>> START GIVEN RECORDS

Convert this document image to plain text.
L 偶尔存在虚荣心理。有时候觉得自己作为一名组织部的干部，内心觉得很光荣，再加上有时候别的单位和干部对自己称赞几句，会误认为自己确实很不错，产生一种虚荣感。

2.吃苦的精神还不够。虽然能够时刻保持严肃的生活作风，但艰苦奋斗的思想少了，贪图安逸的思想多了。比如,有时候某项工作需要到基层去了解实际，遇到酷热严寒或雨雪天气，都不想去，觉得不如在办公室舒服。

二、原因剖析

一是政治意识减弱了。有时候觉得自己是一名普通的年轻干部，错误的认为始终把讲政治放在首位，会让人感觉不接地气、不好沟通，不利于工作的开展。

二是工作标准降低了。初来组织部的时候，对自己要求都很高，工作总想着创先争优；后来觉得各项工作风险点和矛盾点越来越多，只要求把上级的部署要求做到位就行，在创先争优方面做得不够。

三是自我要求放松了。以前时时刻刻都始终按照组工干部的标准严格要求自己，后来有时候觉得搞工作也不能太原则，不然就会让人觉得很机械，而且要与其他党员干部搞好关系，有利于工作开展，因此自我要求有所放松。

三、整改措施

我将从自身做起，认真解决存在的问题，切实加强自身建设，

>> END GIVEN RECORDS
>> START GIVEN RECORDS

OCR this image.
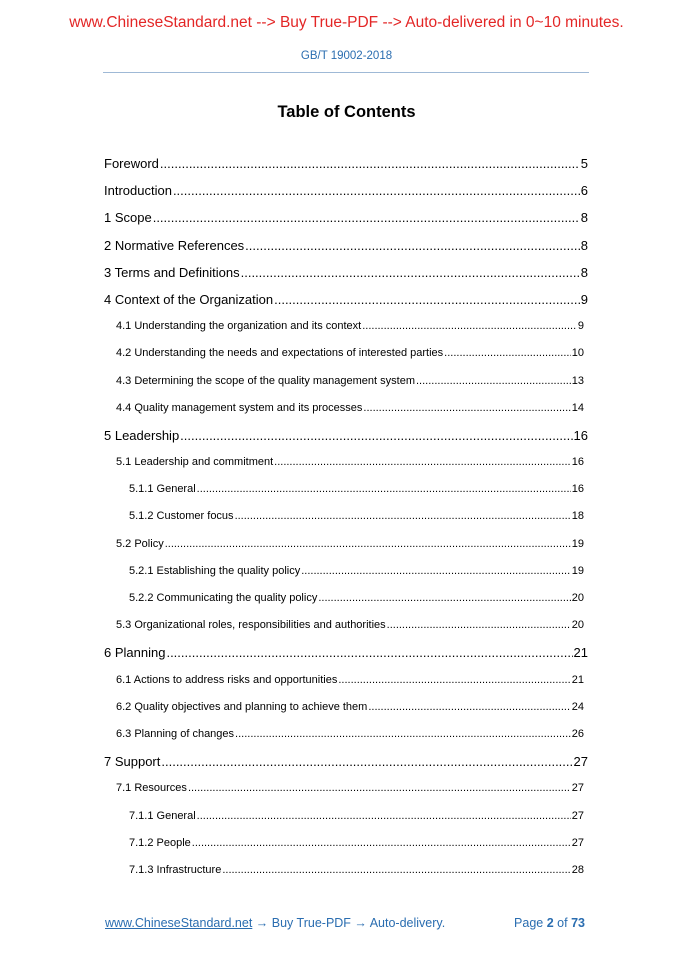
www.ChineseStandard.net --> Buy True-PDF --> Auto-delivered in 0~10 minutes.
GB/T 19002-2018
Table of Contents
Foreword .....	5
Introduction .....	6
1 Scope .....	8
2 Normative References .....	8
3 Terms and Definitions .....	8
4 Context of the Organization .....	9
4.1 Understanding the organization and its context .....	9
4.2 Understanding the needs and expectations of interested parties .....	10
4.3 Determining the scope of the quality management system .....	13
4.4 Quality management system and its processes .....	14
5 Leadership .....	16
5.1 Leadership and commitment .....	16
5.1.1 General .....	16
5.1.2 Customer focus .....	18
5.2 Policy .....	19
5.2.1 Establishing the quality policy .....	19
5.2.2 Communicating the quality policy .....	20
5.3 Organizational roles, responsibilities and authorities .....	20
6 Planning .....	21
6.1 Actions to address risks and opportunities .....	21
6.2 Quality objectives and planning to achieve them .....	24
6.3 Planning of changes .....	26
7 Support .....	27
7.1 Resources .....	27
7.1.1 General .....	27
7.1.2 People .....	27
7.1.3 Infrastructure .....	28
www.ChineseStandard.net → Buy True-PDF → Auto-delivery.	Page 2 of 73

>> END GIVEN RECORDS
>> START GIVEN RECORDS

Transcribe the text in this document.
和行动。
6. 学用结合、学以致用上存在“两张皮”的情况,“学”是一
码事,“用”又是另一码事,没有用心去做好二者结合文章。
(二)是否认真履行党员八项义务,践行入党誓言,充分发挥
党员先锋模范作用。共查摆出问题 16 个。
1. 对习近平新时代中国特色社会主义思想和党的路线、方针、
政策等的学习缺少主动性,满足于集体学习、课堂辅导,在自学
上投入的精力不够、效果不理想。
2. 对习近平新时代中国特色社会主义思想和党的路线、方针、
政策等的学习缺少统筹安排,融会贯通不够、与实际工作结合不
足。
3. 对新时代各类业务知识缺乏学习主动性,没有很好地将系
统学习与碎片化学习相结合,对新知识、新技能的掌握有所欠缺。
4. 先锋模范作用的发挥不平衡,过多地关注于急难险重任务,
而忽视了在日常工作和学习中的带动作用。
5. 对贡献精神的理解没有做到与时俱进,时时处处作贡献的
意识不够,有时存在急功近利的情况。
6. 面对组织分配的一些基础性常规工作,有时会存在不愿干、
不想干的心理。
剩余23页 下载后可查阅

>> END GIVEN RECORDS

◆ TO DO
Read the entries and pick out all lines that include the word "system".

◆ RESULT
4.3 Determining the scope of the quality management system .....	13
4.4 Quality management system and its processes .....	14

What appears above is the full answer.